§ Description of the task
From the listing, collect all lines containing the word "Performed".

§ Given information
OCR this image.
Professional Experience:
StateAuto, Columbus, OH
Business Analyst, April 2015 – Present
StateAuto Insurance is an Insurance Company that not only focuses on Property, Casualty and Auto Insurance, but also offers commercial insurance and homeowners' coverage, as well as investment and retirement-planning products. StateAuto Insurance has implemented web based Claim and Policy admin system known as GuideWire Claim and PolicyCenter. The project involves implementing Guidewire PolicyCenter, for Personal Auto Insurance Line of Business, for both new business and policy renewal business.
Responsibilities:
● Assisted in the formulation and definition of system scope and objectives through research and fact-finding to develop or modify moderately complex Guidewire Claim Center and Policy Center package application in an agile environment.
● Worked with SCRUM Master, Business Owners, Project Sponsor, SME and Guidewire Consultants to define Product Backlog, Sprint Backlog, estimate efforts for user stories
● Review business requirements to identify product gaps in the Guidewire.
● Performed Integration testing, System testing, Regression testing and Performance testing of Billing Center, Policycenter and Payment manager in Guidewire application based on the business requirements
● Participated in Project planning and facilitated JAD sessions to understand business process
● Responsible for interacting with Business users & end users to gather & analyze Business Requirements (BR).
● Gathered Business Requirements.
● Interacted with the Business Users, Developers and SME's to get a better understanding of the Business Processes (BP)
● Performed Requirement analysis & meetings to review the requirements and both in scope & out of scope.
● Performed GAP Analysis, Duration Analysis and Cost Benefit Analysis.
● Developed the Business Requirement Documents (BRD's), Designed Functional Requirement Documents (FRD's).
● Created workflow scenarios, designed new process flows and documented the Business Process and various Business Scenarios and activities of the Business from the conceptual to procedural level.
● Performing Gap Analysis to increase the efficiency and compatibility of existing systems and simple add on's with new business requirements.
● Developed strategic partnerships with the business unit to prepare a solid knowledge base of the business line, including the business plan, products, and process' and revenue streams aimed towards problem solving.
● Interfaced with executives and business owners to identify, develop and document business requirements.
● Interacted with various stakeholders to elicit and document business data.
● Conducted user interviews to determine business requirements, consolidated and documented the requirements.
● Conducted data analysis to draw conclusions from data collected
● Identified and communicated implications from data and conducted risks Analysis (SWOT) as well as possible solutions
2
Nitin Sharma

§ Completed exercise
● Performed Integration testing, System testing, Regression testing and Performance testing of Billing Center, Policycenter and Payment manager in Guidewire application based on the business requirements
● Performed Requirement analysis & meetings to review the requirements and both in scope & out of scope.
● Performed GAP Analysis, Duration Analysis and Cost Benefit Analysis.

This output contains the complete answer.